— Entries supplied —
+++
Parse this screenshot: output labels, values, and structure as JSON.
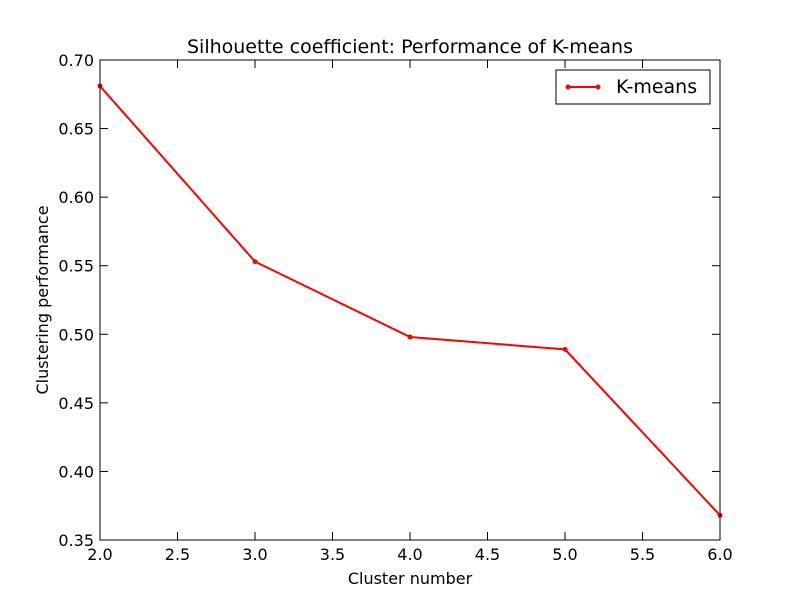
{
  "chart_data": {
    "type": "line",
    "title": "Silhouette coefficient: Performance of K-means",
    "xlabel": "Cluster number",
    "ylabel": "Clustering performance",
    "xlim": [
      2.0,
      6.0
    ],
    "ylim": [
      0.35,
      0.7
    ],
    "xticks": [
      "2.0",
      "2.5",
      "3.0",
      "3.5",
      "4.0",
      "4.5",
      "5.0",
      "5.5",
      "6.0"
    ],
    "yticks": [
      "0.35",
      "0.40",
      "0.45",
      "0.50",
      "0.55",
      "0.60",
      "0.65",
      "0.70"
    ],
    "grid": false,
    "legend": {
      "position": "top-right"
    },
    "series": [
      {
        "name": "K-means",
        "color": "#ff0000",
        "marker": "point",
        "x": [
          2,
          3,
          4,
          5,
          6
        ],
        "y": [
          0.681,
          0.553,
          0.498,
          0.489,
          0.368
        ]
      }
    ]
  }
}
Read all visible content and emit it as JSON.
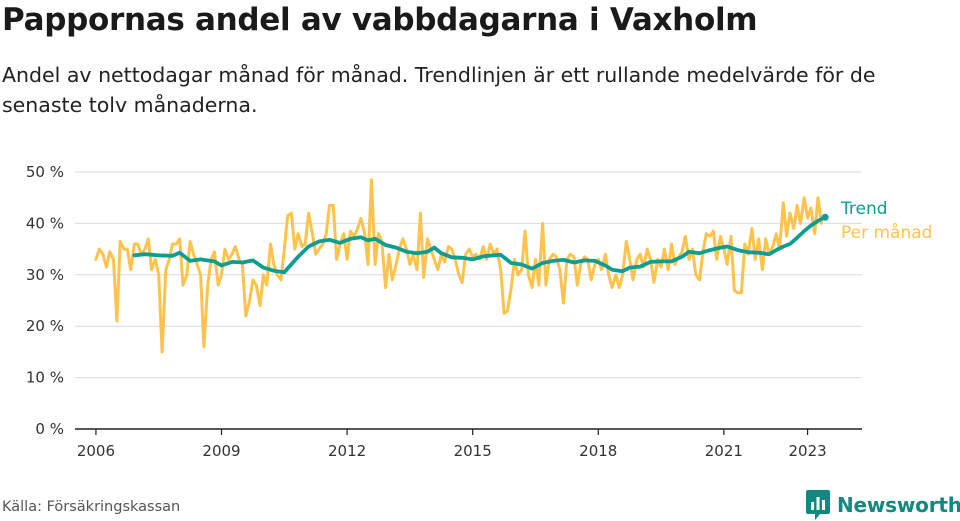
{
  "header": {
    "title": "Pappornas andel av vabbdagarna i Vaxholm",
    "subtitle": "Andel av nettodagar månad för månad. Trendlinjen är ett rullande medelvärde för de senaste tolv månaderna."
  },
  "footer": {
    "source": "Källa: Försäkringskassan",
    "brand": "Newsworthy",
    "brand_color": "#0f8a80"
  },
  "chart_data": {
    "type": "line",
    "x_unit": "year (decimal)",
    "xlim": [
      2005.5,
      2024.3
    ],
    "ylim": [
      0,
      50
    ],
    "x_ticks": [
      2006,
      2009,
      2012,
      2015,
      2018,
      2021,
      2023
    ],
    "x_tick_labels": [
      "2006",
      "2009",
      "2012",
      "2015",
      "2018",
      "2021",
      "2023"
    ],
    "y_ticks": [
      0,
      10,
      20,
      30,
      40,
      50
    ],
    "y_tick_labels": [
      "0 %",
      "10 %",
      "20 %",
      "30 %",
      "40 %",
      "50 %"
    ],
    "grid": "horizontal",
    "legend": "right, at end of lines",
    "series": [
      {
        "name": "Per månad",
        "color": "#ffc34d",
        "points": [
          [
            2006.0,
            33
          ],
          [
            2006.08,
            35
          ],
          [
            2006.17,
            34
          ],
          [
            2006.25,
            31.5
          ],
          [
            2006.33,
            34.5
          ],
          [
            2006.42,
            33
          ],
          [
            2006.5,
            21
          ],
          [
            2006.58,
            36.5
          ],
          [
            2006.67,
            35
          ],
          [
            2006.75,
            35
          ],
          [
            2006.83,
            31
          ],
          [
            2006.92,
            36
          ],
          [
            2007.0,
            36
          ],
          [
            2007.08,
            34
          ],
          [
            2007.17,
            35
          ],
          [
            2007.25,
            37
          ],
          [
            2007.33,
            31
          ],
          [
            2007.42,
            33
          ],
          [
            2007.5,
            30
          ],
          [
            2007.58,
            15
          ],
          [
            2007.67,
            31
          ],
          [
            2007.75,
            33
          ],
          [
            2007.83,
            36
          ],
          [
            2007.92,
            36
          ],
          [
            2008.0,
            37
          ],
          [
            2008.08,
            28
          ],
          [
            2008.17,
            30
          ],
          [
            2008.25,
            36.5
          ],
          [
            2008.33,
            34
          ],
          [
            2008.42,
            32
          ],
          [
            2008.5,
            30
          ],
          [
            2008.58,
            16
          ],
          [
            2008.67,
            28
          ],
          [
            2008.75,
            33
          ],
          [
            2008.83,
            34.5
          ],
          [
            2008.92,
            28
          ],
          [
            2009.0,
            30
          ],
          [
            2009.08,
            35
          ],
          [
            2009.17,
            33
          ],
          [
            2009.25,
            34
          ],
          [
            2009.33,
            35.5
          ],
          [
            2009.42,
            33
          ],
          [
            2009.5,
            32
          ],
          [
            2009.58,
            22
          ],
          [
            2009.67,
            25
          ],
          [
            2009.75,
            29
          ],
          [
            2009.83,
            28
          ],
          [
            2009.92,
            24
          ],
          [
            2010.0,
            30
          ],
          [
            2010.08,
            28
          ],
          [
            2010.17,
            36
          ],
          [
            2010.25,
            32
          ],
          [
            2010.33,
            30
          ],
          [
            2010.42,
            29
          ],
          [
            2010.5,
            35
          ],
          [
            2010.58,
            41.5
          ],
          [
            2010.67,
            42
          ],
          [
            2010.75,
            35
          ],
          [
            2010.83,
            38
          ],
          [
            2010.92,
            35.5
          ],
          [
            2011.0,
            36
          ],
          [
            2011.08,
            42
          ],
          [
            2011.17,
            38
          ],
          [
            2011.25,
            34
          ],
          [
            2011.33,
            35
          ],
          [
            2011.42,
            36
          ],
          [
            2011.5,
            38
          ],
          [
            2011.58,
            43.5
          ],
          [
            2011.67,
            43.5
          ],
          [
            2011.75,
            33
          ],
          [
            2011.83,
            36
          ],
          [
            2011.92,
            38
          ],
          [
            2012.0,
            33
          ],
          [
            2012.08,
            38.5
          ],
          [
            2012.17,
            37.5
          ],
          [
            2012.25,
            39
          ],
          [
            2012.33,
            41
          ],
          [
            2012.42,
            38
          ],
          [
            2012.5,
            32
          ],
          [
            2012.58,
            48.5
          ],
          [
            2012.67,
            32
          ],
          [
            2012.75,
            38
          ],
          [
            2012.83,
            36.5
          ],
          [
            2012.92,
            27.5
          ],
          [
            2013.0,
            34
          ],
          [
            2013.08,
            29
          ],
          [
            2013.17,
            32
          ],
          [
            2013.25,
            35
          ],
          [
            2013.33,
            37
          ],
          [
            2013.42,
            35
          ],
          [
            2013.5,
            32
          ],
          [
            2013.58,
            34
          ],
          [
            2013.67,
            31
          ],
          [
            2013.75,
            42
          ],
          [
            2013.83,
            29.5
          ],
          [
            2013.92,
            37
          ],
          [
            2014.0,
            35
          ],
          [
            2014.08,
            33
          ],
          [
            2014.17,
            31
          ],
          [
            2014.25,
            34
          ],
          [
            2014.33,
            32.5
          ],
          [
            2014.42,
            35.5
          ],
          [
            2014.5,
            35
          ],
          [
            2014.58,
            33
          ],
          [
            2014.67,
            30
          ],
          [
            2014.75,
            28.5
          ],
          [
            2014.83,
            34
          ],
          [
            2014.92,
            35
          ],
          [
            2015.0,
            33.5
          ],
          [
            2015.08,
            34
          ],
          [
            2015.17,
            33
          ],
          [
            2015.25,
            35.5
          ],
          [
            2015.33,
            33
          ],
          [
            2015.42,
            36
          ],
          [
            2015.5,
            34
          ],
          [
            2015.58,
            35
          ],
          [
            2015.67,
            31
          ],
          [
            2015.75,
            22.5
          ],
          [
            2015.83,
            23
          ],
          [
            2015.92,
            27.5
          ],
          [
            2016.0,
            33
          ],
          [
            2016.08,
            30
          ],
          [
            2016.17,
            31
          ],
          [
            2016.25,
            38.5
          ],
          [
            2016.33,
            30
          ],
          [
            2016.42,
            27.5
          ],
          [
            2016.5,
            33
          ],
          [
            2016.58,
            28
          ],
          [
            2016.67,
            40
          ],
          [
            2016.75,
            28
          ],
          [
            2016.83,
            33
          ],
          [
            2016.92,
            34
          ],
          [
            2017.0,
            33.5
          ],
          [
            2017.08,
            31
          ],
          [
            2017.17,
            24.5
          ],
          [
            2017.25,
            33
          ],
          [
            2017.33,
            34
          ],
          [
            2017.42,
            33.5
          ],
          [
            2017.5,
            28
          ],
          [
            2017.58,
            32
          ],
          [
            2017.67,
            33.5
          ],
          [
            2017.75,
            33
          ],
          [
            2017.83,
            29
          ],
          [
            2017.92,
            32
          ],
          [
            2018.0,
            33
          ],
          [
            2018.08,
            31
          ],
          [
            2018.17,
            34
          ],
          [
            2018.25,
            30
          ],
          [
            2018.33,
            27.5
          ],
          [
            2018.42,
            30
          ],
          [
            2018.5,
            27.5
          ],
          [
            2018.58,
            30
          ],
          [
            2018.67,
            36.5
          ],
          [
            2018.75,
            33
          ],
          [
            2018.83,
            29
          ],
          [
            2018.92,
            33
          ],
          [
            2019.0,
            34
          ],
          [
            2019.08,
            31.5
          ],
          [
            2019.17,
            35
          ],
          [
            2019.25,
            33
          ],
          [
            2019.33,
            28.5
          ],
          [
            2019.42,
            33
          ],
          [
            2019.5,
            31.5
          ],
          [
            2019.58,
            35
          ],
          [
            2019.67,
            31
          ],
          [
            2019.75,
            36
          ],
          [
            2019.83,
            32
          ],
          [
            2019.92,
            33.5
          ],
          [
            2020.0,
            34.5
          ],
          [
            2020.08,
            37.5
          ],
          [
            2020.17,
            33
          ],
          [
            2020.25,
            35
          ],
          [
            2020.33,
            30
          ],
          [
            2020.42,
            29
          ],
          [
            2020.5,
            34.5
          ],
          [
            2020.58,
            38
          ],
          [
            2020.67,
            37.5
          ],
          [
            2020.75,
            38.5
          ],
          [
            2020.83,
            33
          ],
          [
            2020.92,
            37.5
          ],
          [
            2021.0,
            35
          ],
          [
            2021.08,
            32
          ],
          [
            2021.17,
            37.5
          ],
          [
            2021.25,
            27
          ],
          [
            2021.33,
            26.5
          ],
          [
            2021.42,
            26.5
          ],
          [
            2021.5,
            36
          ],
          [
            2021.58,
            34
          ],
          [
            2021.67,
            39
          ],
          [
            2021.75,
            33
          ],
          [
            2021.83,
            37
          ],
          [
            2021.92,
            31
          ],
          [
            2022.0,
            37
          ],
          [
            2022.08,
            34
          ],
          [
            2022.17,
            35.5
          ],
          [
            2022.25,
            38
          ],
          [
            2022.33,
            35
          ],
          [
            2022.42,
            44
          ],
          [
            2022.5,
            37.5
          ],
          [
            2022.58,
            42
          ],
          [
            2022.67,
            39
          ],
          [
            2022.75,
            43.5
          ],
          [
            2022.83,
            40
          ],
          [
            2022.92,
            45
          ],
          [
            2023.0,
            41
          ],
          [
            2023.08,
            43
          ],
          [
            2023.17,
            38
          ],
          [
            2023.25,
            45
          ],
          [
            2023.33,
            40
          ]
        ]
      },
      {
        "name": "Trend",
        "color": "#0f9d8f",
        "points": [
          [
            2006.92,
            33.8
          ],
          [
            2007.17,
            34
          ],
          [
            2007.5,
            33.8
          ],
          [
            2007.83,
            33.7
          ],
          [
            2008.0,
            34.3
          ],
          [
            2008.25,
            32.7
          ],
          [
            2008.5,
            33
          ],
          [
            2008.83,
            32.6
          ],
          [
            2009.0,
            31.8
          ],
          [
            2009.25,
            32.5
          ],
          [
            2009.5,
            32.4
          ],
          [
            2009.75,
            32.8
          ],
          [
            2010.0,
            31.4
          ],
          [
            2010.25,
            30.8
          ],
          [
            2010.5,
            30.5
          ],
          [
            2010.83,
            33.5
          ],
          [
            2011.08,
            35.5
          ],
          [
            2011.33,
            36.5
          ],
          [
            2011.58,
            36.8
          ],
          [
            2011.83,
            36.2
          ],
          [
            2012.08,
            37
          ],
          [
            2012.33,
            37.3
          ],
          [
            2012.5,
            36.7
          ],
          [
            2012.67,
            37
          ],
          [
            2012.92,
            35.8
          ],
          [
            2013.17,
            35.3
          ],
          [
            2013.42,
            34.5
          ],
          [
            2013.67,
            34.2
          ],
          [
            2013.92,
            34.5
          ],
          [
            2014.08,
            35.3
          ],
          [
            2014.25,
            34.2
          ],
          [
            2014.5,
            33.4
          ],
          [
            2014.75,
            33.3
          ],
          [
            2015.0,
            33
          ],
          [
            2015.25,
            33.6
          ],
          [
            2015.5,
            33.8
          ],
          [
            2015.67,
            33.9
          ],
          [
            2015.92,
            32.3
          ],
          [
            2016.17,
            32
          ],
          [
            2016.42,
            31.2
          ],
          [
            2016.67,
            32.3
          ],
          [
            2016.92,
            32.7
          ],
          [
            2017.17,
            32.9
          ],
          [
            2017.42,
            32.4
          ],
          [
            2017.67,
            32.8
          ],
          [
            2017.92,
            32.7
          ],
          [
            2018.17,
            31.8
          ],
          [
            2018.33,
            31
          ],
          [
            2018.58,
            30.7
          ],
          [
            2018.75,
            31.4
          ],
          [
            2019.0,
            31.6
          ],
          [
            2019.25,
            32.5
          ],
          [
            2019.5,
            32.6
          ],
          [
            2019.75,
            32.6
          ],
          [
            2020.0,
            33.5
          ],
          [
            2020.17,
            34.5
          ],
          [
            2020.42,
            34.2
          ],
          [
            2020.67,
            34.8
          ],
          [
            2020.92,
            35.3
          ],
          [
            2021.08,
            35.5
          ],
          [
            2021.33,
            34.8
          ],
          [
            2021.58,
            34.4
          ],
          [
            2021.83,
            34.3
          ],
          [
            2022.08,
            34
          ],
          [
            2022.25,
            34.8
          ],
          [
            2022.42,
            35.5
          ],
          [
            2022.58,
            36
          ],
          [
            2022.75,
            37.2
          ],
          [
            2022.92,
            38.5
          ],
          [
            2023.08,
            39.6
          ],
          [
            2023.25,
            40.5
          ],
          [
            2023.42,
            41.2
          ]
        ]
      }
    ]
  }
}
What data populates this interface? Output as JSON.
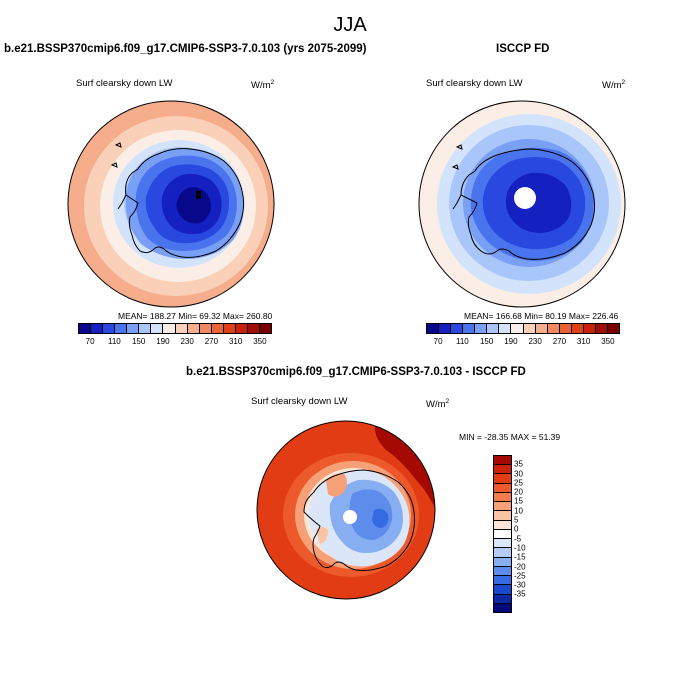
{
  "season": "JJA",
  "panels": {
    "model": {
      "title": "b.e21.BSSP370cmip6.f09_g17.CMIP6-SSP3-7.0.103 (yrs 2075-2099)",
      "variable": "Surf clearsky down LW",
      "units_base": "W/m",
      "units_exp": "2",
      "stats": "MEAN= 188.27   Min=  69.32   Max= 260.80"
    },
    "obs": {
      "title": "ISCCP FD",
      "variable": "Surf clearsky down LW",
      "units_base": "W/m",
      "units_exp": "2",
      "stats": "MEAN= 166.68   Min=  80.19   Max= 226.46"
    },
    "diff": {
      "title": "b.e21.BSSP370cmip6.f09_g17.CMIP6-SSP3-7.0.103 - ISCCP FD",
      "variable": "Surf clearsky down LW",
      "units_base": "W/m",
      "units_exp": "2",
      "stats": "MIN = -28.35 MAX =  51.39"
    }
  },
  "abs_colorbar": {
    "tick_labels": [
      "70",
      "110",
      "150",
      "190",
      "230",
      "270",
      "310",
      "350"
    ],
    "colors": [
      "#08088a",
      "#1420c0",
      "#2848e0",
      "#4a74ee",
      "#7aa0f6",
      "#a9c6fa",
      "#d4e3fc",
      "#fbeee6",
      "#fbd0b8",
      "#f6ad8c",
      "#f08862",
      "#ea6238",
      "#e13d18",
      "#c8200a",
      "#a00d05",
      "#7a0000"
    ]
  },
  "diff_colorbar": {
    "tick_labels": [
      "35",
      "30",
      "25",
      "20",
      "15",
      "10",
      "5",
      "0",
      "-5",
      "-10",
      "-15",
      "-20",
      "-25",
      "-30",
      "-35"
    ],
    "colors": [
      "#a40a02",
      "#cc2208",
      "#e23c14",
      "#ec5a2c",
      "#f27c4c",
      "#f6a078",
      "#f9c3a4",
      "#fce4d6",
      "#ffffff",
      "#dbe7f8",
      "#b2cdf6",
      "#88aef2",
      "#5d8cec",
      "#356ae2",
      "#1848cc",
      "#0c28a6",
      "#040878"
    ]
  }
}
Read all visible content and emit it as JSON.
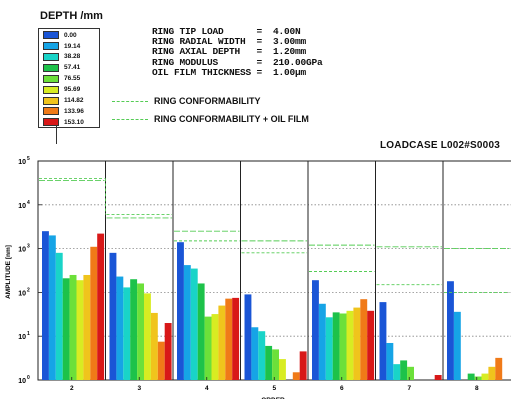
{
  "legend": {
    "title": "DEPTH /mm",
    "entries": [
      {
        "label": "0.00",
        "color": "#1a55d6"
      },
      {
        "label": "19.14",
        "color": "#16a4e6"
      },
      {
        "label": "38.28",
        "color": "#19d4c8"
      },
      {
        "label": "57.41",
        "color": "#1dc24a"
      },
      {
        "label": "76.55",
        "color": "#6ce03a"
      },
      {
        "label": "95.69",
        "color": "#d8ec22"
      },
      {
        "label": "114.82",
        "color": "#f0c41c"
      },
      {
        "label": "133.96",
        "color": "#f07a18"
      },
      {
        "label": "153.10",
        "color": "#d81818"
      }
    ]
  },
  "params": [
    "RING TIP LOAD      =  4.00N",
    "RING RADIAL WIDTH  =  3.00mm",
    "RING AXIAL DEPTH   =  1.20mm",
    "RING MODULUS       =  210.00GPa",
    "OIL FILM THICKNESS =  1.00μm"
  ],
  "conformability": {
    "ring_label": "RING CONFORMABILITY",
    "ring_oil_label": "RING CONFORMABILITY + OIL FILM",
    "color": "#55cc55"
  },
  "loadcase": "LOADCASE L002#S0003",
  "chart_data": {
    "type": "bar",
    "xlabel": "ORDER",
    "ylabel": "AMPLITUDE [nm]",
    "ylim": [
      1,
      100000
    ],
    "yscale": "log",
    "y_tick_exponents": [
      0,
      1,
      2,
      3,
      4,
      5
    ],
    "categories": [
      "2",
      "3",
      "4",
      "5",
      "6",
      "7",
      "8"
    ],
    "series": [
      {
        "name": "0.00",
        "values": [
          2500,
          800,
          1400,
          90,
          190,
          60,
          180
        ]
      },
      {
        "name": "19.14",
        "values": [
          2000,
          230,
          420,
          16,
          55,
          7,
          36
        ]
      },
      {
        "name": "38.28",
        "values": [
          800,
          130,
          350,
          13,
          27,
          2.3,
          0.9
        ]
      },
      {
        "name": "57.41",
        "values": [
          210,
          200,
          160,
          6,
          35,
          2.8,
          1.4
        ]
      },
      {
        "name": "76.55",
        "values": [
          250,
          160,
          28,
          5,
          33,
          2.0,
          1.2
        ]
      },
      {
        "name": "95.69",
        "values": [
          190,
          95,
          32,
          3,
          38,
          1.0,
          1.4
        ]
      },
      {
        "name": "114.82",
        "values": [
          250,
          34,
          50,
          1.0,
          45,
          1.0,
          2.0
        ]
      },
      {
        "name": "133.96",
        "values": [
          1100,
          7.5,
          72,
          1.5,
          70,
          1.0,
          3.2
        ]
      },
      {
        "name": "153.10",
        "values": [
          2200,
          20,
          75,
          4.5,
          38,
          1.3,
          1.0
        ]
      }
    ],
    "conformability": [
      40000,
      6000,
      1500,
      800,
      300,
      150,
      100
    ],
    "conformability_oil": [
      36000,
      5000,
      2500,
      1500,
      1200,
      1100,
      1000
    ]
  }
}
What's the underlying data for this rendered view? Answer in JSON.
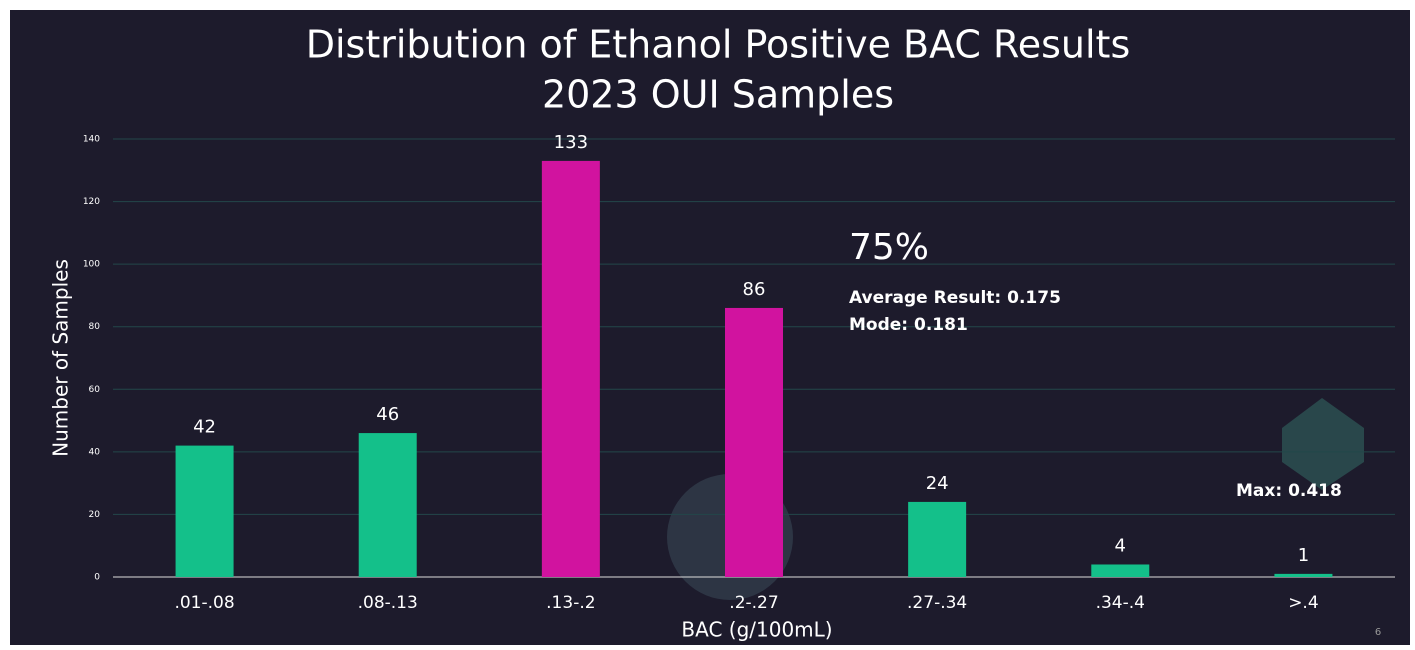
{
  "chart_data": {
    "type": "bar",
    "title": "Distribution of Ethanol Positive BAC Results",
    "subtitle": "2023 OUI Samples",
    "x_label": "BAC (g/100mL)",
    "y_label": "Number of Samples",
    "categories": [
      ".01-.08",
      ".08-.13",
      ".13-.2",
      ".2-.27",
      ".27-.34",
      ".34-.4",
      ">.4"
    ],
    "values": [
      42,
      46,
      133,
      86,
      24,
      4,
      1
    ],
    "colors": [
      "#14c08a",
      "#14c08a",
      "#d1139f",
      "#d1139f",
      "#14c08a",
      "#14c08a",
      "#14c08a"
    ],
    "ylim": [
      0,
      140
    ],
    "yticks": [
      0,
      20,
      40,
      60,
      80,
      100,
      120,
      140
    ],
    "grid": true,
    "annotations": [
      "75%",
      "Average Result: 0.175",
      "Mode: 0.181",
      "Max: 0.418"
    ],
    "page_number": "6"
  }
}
+++
Every line that holds the word "xlabel" should be extracted.

    "xlabel": "Cluster number",
    "xlabel": "ORDER",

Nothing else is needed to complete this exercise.